● Data for the task:
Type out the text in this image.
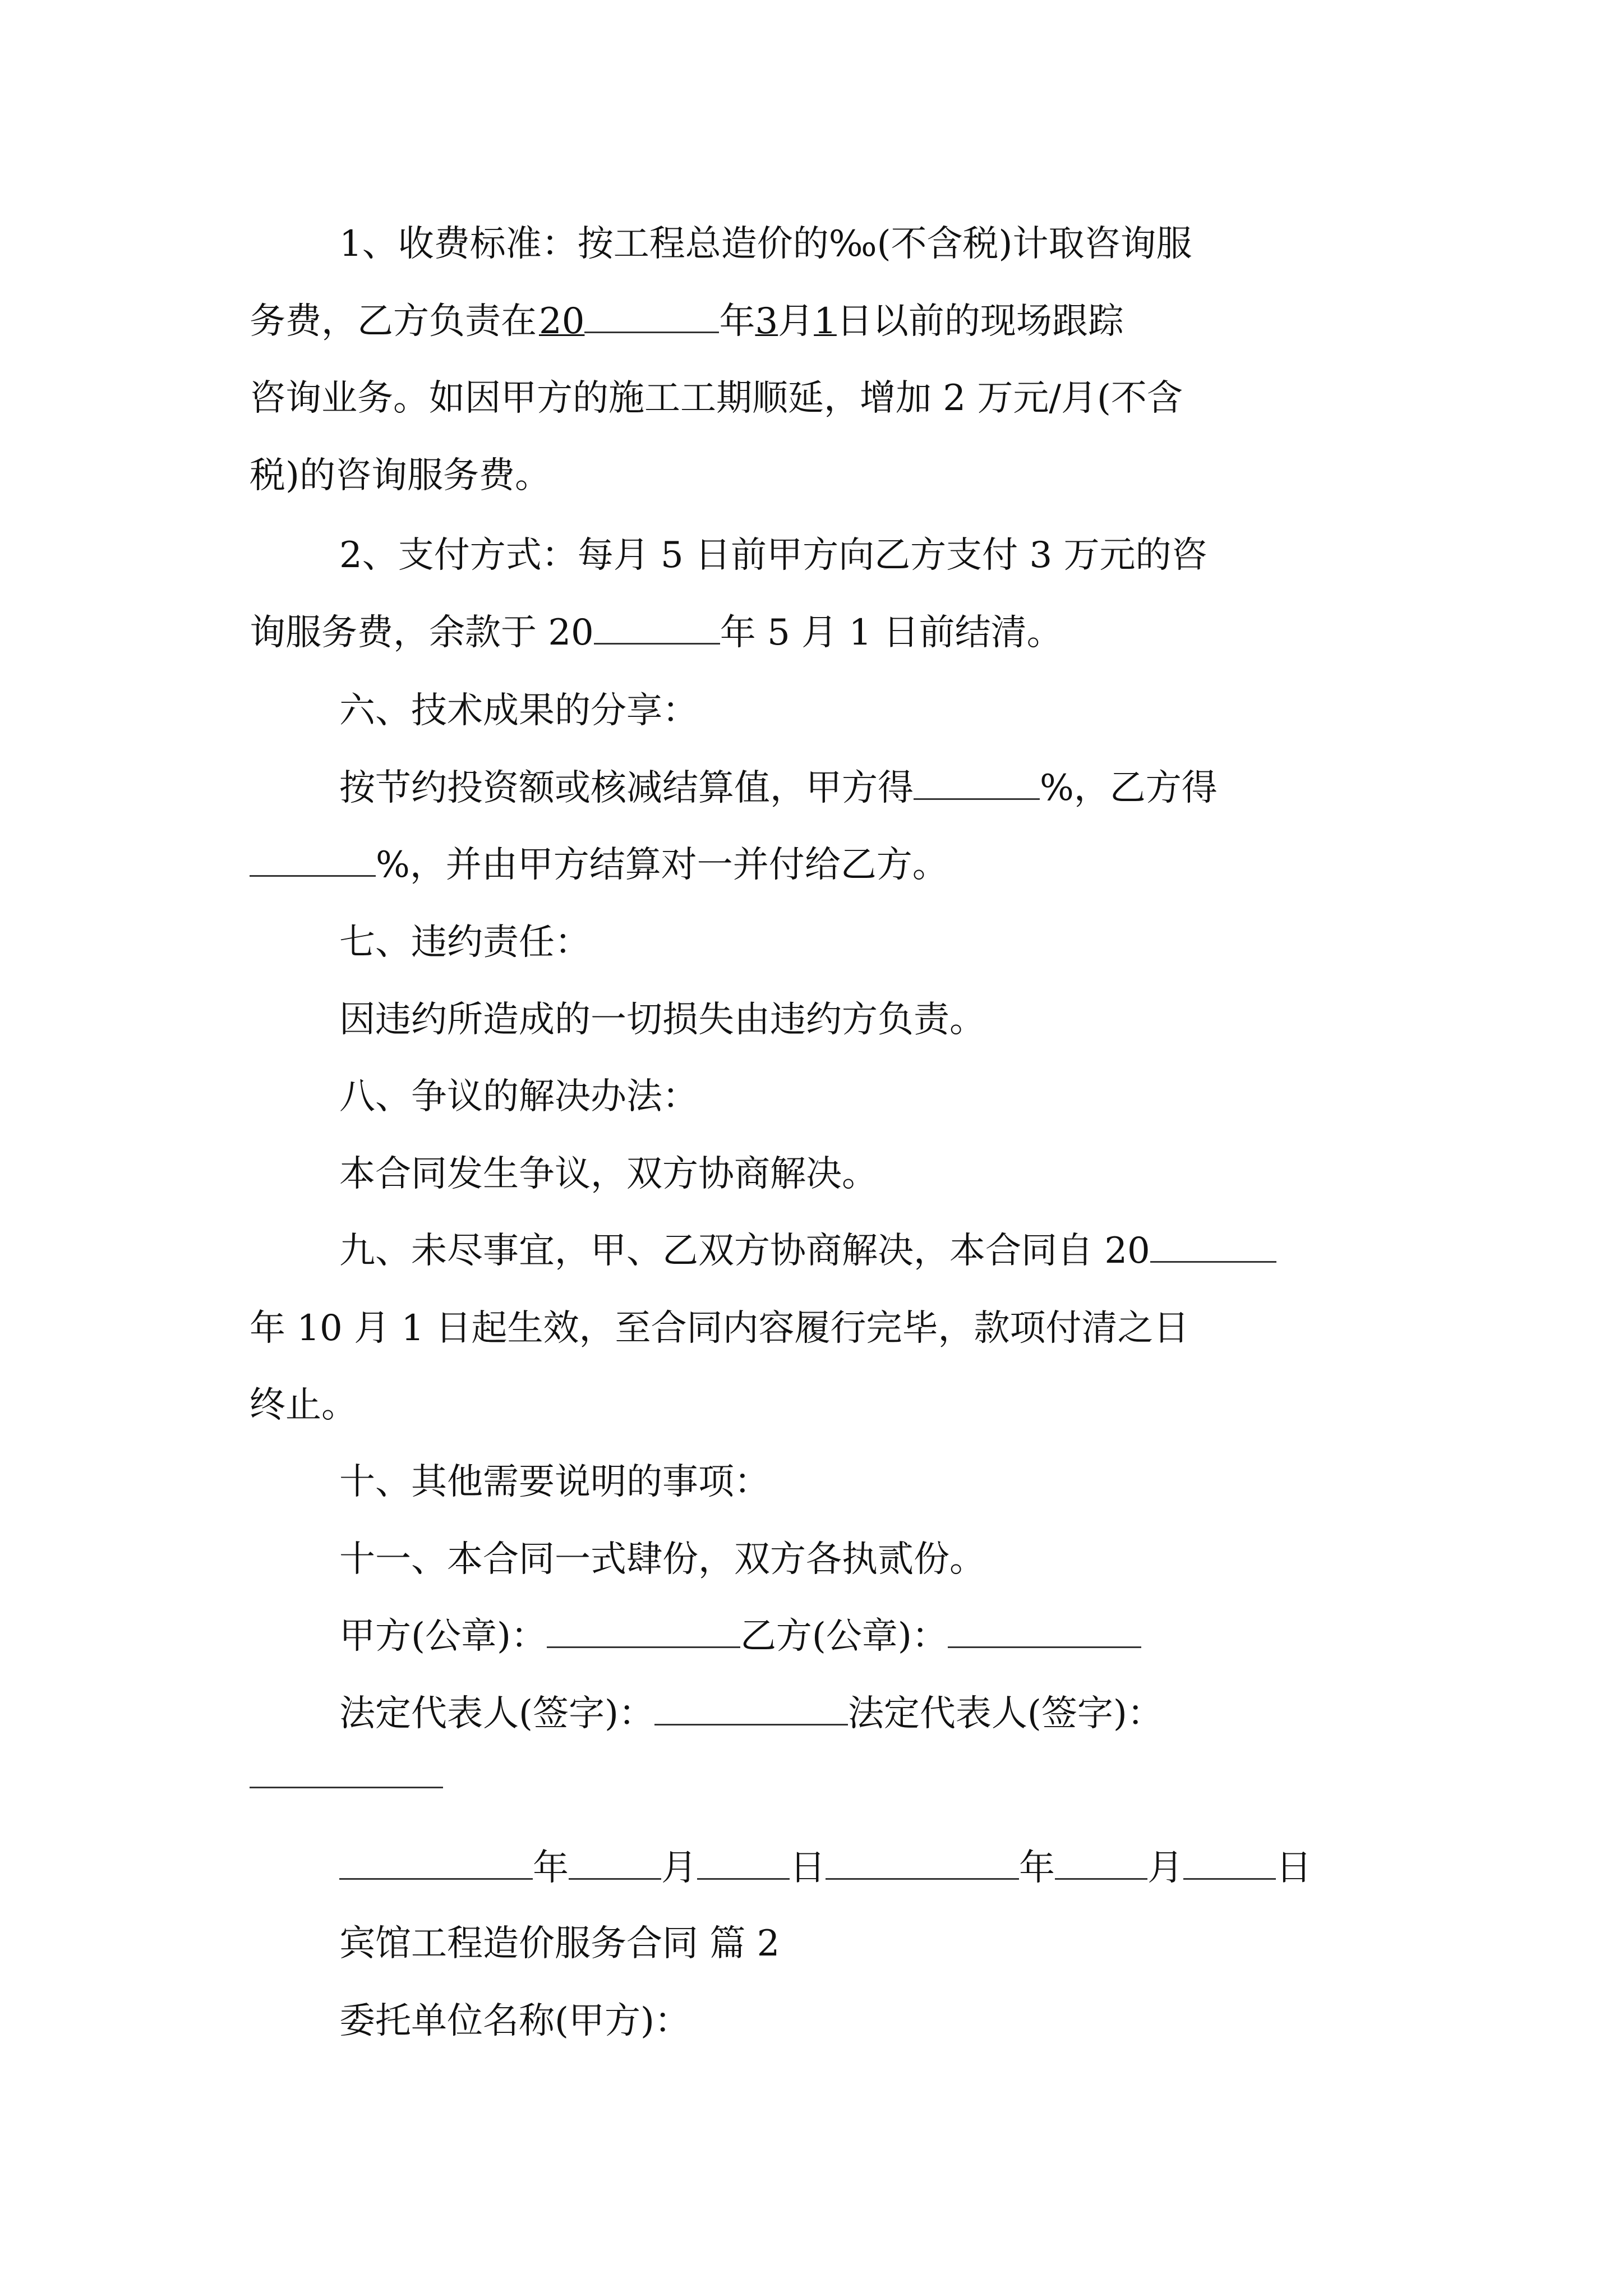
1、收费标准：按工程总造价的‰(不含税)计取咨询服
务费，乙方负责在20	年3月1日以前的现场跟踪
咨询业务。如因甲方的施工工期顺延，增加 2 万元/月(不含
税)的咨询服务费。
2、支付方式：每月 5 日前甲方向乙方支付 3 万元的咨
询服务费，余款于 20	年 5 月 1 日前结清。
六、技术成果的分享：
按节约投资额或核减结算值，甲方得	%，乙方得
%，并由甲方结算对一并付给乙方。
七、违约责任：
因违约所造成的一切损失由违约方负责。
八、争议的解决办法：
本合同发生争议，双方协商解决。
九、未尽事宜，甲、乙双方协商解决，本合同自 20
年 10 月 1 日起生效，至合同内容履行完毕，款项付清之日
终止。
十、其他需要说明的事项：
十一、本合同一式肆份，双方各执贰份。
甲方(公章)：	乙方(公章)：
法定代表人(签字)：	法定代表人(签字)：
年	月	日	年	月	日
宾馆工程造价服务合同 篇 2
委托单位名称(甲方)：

● To do:
From the listing above, print every entry precisely and drop the pictures.

● Right answer:
Type out the text in this image.
1、收费标准：按工程总造价的‰(不含税)计取咨询服
务费，乙方负责在20	年3月1日以前的现场跟踪
咨询业务。如因甲方的施工工期顺延，增加 2 万元/月(不含
税)的咨询服务费。
2、支付方式：每月 5 日前甲方向乙方支付 3 万元的咨
询服务费，余款于 20	年 5 月 1 日前结清。
六、技术成果的分享：
按节约投资额或核减结算值，甲方得	%，乙方得
%，并由甲方结算对一并付给乙方。
七、违约责任：
因违约所造成的一切损失由违约方负责。
八、争议的解决办法：
本合同发生争议，双方协商解决。
九、未尽事宜，甲、乙双方协商解决，本合同自 20
年 10 月 1 日起生效，至合同内容履行完毕，款项付清之日
终止。
十、其他需要说明的事项：
十一、本合同一式肆份，双方各执贰份。
甲方(公章)：	乙方(公章)：
法定代表人(签字)：	法定代表人(签字)：
年	月	日	年	月	日
宾馆工程造价服务合同 篇 2
委托单位名称(甲方)：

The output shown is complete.